▶ WORK REQUIRED:
Write out the entries again exactly as they are given.

[Dataset entries]
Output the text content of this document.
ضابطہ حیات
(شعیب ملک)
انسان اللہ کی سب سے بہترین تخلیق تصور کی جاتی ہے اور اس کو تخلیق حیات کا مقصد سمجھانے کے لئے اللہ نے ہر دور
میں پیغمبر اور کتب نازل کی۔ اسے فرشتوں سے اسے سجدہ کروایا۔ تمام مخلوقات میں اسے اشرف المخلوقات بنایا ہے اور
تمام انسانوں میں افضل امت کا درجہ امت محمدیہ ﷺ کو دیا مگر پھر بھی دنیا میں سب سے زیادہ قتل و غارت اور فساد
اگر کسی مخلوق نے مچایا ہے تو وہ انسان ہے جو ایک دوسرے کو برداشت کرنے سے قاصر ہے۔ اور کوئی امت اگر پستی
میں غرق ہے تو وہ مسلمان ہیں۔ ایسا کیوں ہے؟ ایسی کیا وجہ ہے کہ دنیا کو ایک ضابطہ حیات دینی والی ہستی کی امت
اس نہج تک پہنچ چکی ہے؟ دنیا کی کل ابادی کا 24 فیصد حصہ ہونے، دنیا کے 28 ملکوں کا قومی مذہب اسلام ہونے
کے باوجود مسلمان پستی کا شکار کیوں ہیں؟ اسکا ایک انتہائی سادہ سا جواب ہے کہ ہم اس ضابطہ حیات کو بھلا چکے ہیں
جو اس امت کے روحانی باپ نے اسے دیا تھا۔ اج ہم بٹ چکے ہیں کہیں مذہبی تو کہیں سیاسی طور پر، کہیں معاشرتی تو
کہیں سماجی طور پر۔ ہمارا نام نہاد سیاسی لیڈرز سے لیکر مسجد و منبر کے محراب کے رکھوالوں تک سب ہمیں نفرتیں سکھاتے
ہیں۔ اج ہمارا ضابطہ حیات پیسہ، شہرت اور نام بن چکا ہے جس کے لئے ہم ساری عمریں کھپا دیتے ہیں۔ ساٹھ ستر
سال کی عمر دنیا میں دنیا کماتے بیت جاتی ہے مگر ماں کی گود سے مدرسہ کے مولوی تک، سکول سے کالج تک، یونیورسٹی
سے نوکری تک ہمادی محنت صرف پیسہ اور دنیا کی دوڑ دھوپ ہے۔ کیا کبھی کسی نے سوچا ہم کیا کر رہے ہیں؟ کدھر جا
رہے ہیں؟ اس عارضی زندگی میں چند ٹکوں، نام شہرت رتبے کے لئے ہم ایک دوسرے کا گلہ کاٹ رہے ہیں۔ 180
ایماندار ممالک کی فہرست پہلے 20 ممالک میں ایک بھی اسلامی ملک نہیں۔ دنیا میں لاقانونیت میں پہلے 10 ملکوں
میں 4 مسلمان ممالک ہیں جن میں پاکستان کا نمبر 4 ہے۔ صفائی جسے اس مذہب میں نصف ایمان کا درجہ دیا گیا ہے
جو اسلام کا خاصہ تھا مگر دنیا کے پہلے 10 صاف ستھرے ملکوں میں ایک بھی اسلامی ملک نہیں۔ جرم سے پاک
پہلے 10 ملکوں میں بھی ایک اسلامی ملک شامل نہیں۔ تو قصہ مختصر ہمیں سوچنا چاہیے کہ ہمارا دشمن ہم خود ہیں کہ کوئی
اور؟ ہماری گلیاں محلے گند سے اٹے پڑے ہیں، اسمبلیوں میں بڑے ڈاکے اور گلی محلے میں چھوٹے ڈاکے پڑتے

▶ RESULT BELOW:
Output the text content of this document.
ضابطہ حیات
(شعیب ملک)
انسان اللہ کی سب سے بہترین تخلیق تصور کی جاتی ہے اور اس کو تخلیق حیات کا مقصد سمجھانے کے لئے اللہ نے ہر دور
میں پیغمبر اور کتب نازل کی۔ اسے فرشتوں سے اسے سجدہ کروایا۔ تمام مخلوقات میں اسے اشرف المخلوقات بنایا ہے اور
تمام انسانوں میں افضل امت کا درجہ امت محمدیہ ﷺ کو دیا مگر پھر بھی دنیا میں سب سے زیادہ قتل و غارت اور فساد
اگر کسی مخلوق نے مچایا ہے تو وہ انسان ہے جو ایک دوسرے کو برداشت کرنے سے قاصر ہے۔ اور کوئی امت اگر پستی
میں غرق ہے تو وہ مسلمان ہیں۔ ایسا کیوں ہے؟ ایسی کیا وجہ ہے کہ دنیا کو ایک ضابطہ حیات دینی والی ہستی کی امت
اس نہج تک پہنچ چکی ہے؟ دنیا کی کل ابادی کا 24 فیصد حصہ ہونے، دنیا کے 28 ملکوں کا قومی مذہب اسلام ہونے
کے باوجود مسلمان پستی کا شکار کیوں ہیں؟ اسکا ایک انتہائی سادہ سا جواب ہے کہ ہم اس ضابطہ حیات کو بھلا چکے ہیں
جو اس امت کے روحانی باپ نے اسے دیا تھا۔ اج ہم بٹ چکے ہیں کہیں مذہبی تو کہیں سیاسی طور پر، کہیں معاشرتی تو
کہیں سماجی طور پر۔ ہمارا نام نہاد سیاسی لیڈرز سے لیکر مسجد و منبر کے محراب کے رکھوالوں تک سب ہمیں نفرتیں سکھاتے
ہیں۔ اج ہمارا ضابطہ حیات پیسہ، شہرت اور نام بن چکا ہے جس کے لئے ہم ساری عمریں کھپا دیتے ہیں۔ ساٹھ ستر
سال کی عمر دنیا میں دنیا کماتے بیت جاتی ہے مگر ماں کی گود سے مدرسہ کے مولوی تک، سکول سے کالج تک، یونیورسٹی
سے نوکری تک ہمادی محنت صرف پیسہ اور دنیا کی دوڑ دھوپ ہے۔ کیا کبھی کسی نے سوچا ہم کیا کر رہے ہیں؟ کدھر جا
رہے ہیں؟ اس عارضی زندگی میں چند ٹکوں، نام شہرت رتبے کے لئے ہم ایک دوسرے کا گلہ کاٹ رہے ہیں۔ 180
ایماندار ممالک کی فہرست پہلے 20 ممالک میں ایک بھی اسلامی ملک نہیں۔ دنیا میں لاقانونیت میں پہلے 10 ملکوں
میں 4 مسلمان ممالک ہیں جن میں پاکستان کا نمبر 4 ہے۔ صفائی جسے اس مذہب میں نصف ایمان کا درجہ دیا گیا ہے
جو اسلام کا خاصہ تھا مگر دنیا کے پہلے 10 صاف ستھرے ملکوں میں ایک بھی اسلامی ملک نہیں۔ جرم سے پاک
پہلے 10 ملکوں میں بھی ایک اسلامی ملک شامل نہیں۔ تو قصہ مختصر ہمیں سوچنا چاہیے کہ ہمارا دشمن ہم خود ہیں کہ کوئی
اور؟ ہماری گلیاں محلے گند سے اٹے پڑے ہیں، اسمبلیوں میں بڑے ڈاکے اور گلی محلے میں چھوٹے ڈاکے پڑتے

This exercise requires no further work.